** STORED RECORDS **
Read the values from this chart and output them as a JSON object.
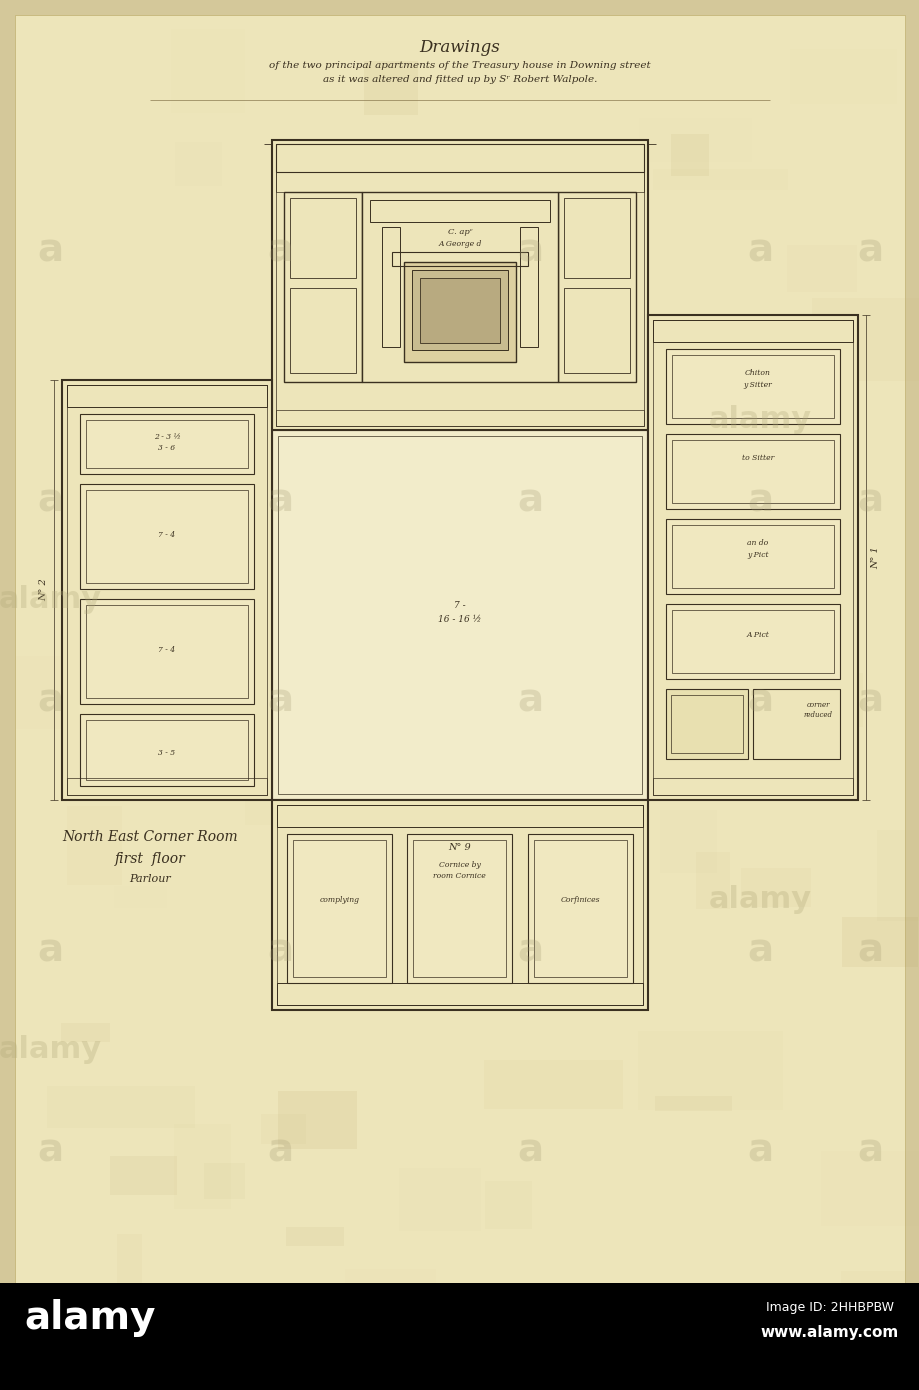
{
  "bg_color": "#d4c89a",
  "paper_color": "#e8ddb0",
  "paper_inner": "#ede5bc",
  "line_color": "#3a3020",
  "line_color_med": "#4a4030",
  "title_line1": "Drawings",
  "title_line2": "of the two principal apartments of the Treasury house in Downing street",
  "title_line3": "as it was altered and fitted up by Sʳ Robert Walpole.",
  "label_corner": "North East Corner Room\nfirst floor\nParlour",
  "figsize": [
    9.2,
    13.9
  ],
  "dpi": 100,
  "alamy_bar_color": "#000000",
  "alamy_text_color": "#ffffff",
  "alamy_watermark_color": "#b0a880"
}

** EXERCISE PROMPT **
Transcribe every line in the entries above, taking out only the images.

** ANSWER IN FULL **
Read the values from this chart and output them as a JSON object.
{
  "bg_color": "#d4c89a",
  "paper_color": "#e8ddb0",
  "paper_inner": "#ede5bc",
  "line_color": "#3a3020",
  "line_color_med": "#4a4030",
  "title_line1": "Drawings",
  "title_line2": "of the two principal apartments of the Treasury house in Downing street",
  "title_line3": "as it was altered and fitted up by Sʳ Robert Walpole.",
  "label_corner": "North East Corner Room\nfirst floor\nParlour",
  "figsize": [
    9.2,
    13.9
  ],
  "dpi": 100,
  "alamy_bar_color": "#000000",
  "alamy_text_color": "#ffffff",
  "alamy_watermark_color": "#b0a880"
}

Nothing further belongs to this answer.